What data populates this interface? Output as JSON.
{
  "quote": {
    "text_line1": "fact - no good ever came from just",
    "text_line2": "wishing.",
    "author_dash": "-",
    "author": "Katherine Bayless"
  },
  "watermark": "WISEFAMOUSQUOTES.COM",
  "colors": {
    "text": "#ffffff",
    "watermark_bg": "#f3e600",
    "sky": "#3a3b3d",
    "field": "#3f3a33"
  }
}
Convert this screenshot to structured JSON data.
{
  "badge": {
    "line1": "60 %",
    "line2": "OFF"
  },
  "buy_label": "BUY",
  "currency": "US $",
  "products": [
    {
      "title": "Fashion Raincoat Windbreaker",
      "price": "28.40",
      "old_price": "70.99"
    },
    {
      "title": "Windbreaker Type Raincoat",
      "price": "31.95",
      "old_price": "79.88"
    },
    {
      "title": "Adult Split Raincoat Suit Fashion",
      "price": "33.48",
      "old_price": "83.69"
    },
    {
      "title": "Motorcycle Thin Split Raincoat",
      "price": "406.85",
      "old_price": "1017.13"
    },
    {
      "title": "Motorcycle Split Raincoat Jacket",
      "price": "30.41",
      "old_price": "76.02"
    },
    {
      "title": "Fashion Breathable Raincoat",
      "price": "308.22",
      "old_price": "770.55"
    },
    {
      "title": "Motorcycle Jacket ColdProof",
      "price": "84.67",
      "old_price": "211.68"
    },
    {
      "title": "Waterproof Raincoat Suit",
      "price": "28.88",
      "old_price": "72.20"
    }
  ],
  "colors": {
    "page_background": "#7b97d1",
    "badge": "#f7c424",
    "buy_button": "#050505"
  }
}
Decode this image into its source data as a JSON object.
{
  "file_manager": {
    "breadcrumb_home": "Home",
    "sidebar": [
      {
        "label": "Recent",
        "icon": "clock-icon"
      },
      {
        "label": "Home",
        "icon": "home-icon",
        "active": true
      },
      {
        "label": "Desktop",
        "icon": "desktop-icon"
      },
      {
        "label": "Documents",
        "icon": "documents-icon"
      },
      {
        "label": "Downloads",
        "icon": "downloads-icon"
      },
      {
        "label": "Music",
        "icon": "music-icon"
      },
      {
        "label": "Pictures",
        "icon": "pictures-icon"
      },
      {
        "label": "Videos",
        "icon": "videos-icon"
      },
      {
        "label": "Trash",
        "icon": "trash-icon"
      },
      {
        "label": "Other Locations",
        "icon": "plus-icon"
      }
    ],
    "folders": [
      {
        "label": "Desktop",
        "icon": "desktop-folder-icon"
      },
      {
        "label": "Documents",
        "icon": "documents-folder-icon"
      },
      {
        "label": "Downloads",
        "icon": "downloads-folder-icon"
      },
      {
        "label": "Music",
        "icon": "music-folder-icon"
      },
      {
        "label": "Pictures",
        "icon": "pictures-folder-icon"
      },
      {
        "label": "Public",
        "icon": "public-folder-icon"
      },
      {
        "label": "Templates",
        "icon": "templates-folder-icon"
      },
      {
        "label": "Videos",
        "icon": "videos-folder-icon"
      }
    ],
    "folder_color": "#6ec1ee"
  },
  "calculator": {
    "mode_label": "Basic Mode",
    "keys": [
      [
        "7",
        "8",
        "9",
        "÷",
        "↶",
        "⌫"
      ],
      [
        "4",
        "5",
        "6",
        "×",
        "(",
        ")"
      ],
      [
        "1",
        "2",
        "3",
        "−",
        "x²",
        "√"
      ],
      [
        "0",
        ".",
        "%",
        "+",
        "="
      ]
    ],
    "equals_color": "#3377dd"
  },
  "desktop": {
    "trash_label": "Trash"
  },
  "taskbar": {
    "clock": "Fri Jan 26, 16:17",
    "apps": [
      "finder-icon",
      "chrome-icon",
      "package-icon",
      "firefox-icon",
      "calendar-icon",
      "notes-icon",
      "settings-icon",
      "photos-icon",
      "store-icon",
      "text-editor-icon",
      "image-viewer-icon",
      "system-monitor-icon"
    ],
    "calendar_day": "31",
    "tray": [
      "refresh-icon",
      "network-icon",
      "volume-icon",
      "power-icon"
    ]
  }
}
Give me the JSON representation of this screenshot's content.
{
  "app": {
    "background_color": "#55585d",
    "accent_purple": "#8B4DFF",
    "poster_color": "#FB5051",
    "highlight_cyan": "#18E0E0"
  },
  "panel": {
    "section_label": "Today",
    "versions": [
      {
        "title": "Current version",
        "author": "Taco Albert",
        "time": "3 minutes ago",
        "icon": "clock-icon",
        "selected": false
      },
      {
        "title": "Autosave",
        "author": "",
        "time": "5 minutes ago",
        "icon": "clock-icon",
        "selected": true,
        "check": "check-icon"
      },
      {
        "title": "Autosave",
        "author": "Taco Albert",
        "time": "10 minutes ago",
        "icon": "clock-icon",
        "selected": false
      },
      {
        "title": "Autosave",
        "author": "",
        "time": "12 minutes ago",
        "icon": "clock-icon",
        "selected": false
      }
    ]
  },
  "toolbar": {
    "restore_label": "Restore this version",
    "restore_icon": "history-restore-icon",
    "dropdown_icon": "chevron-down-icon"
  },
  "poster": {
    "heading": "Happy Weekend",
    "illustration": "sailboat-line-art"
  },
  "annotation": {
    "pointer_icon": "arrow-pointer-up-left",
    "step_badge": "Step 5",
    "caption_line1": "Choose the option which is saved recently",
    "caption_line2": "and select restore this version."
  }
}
━━━━━━━━━━
◆ **Exercise details**: Copy out all the entries shown above, character for character.

◆ **Solution below**:
What data populates this interface? Output as JSON.
{
  "quote": {
    "text_line1": "fact - no good ever came from just",
    "text_line2": "wishing.",
    "author_dash": "-",
    "author": "Katherine Bayless"
  },
  "watermark": "WISEFAMOUSQUOTES.COM",
  "colors": {
    "text": "#ffffff",
    "watermark_bg": "#f3e600",
    "sky": "#3a3b3d",
    "field": "#3f3a33"
  }
}
Convert this screenshot to structured JSON data.
{
  "badge": {
    "line1": "60 %",
    "line2": "OFF"
  },
  "buy_label": "BUY",
  "currency": "US $",
  "products": [
    {
      "title": "Fashion Raincoat Windbreaker",
      "price": "28.40",
      "old_price": "70.99"
    },
    {
      "title": "Windbreaker Type Raincoat",
      "price": "31.95",
      "old_price": "79.88"
    },
    {
      "title": "Adult Split Raincoat Suit Fashion",
      "price": "33.48",
      "old_price": "83.69"
    },
    {
      "title": "Motorcycle Thin Split Raincoat",
      "price": "406.85",
      "old_price": "1017.13"
    },
    {
      "title": "Motorcycle Split Raincoat Jacket",
      "price": "30.41",
      "old_price": "76.02"
    },
    {
      "title": "Fashion Breathable Raincoat",
      "price": "308.22",
      "old_price": "770.55"
    },
    {
      "title": "Motorcycle Jacket ColdProof",
      "price": "84.67",
      "old_price": "211.68"
    },
    {
      "title": "Waterproof Raincoat Suit",
      "price": "28.88",
      "old_price": "72.20"
    }
  ],
  "colors": {
    "page_background": "#7b97d1",
    "badge": "#f7c424",
    "buy_button": "#050505"
  }
}
Decode this image into its source data as a JSON object.
{
  "file_manager": {
    "breadcrumb_home": "Home",
    "sidebar": [
      {
        "label": "Recent",
        "icon": "clock-icon"
      },
      {
        "label": "Home",
        "icon": "home-icon",
        "active": true
      },
      {
        "label": "Desktop",
        "icon": "desktop-icon"
      },
      {
        "label": "Documents",
        "icon": "documents-icon"
      },
      {
        "label": "Downloads",
        "icon": "downloads-icon"
      },
      {
        "label": "Music",
        "icon": "music-icon"
      },
      {
        "label": "Pictures",
        "icon": "pictures-icon"
      },
      {
        "label": "Videos",
        "icon": "videos-icon"
      },
      {
        "label": "Trash",
        "icon": "trash-icon"
      },
      {
        "label": "Other Locations",
        "icon": "plus-icon"
      }
    ],
    "folders": [
      {
        "label": "Desktop",
        "icon": "desktop-folder-icon"
      },
      {
        "label": "Documents",
        "icon": "documents-folder-icon"
      },
      {
        "label": "Downloads",
        "icon": "downloads-folder-icon"
      },
      {
        "label": "Music",
        "icon": "music-folder-icon"
      },
      {
        "label": "Pictures",
        "icon": "pictures-folder-icon"
      },
      {
        "label": "Public",
        "icon": "public-folder-icon"
      },
      {
        "label": "Templates",
        "icon": "templates-folder-icon"
      },
      {
        "label": "Videos",
        "icon": "videos-folder-icon"
      }
    ],
    "folder_color": "#6ec1ee"
  },
  "calculator": {
    "mode_label": "Basic Mode",
    "keys": [
      [
        "7",
        "8",
        "9",
        "÷",
        "↶",
        "⌫"
      ],
      [
        "4",
        "5",
        "6",
        "×",
        "(",
        ")"
      ],
      [
        "1",
        "2",
        "3",
        "−",
        "x²",
        "√"
      ],
      [
        "0",
        ".",
        "%",
        "+",
        "="
      ]
    ],
    "equals_color": "#3377dd"
  },
  "desktop": {
    "trash_label": "Trash"
  },
  "taskbar": {
    "clock": "Fri Jan 26, 16:17",
    "apps": [
      "finder-icon",
      "chrome-icon",
      "package-icon",
      "firefox-icon",
      "calendar-icon",
      "notes-icon",
      "settings-icon",
      "photos-icon",
      "store-icon",
      "text-editor-icon",
      "image-viewer-icon",
      "system-monitor-icon"
    ],
    "calendar_day": "31",
    "tray": [
      "refresh-icon",
      "network-icon",
      "volume-icon",
      "power-icon"
    ]
  }
}
Give me the JSON representation of this screenshot's content.
{
  "app": {
    "background_color": "#55585d",
    "accent_purple": "#8B4DFF",
    "poster_color": "#FB5051",
    "highlight_cyan": "#18E0E0"
  },
  "panel": {
    "section_label": "Today",
    "versions": [
      {
        "title": "Current version",
        "author": "Taco Albert",
        "time": "3 minutes ago",
        "icon": "clock-icon",
        "selected": false
      },
      {
        "title": "Autosave",
        "author": "",
        "time": "5 minutes ago",
        "icon": "clock-icon",
        "selected": true,
        "check": "check-icon"
      },
      {
        "title": "Autosave",
        "author": "Taco Albert",
        "time": "10 minutes ago",
        "icon": "clock-icon",
        "selected": false
      },
      {
        "title": "Autosave",
        "author": "",
        "time": "12 minutes ago",
        "icon": "clock-icon",
        "selected": false
      }
    ]
  },
  "toolbar": {
    "restore_label": "Restore this version",
    "restore_icon": "history-restore-icon",
    "dropdown_icon": "chevron-down-icon"
  },
  "poster": {
    "heading": "Happy Weekend",
    "illustration": "sailboat-line-art"
  },
  "annotation": {
    "pointer_icon": "arrow-pointer-up-left",
    "step_badge": "Step 5",
    "caption_line1": "Choose the option which is saved recently",
    "caption_line2": "and select restore this version."
  }
}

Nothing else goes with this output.